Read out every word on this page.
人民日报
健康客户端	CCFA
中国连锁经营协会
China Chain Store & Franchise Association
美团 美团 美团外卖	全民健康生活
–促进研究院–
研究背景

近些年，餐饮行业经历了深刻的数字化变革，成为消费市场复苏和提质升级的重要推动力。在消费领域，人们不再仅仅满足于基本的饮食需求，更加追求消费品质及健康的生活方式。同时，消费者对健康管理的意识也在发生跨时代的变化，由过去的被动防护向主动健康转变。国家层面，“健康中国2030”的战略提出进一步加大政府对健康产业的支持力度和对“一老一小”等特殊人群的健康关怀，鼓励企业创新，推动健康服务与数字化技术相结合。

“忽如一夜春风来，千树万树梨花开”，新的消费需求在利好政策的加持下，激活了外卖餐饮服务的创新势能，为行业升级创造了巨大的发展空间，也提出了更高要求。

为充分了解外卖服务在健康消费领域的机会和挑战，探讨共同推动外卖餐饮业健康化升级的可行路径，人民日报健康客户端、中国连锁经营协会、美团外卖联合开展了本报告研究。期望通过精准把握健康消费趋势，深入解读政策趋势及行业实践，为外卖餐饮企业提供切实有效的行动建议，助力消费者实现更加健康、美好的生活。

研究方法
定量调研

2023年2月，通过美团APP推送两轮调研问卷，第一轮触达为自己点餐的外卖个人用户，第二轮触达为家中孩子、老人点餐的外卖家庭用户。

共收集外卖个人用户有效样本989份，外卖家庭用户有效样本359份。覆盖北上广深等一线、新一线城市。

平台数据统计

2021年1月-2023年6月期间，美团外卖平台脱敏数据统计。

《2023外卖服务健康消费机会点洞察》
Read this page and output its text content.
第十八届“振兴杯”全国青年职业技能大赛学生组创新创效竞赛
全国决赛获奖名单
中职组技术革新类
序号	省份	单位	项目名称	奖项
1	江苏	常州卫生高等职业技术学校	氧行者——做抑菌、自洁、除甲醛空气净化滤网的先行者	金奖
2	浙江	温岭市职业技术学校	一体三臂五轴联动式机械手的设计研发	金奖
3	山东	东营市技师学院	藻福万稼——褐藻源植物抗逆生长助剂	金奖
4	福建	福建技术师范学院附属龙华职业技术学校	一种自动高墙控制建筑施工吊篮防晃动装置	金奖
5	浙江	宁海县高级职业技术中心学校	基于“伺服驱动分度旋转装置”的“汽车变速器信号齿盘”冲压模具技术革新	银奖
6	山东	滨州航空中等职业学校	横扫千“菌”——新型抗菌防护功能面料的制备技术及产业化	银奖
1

^^^^^^^^

→ **Objective**
From the data above, copy out every line with the string "Read" in it.

→ **Exercise result**
Read out every word on this page.
Read this page and output its text content.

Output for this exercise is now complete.